__Material supplied__:
━━━━━━━━━━━━━━━━━━━━━━━━━━━━━━
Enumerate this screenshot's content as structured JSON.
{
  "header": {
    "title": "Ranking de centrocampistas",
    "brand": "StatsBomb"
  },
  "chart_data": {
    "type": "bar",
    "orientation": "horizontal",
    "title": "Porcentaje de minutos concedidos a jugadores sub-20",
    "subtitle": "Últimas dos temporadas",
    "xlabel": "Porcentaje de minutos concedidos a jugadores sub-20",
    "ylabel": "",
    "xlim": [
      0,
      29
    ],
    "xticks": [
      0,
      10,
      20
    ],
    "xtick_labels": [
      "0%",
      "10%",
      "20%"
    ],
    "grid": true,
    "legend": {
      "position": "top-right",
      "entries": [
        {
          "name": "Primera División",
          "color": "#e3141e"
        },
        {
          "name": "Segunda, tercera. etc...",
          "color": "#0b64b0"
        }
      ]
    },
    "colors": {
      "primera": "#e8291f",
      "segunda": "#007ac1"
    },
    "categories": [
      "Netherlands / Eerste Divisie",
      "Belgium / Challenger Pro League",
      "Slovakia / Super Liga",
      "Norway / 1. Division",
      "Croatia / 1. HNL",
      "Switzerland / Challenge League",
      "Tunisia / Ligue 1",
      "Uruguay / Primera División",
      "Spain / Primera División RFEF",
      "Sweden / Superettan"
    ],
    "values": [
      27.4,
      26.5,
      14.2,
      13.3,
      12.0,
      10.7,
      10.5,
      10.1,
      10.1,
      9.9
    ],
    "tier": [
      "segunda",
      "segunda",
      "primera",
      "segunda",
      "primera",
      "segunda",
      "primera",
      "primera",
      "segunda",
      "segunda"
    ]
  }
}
━━━━━━━━━━━━━━━━━━━━━━━━━━━━━━
__The task__: In the entries above, identify every line with the word "minutos". Copy those lines.

__Problem solution__:
    "title": "Porcentaje de minutos concedidos a jugadores sub-20",
    "xlabel": "Porcentaje de minutos concedidos a jugadores sub-20",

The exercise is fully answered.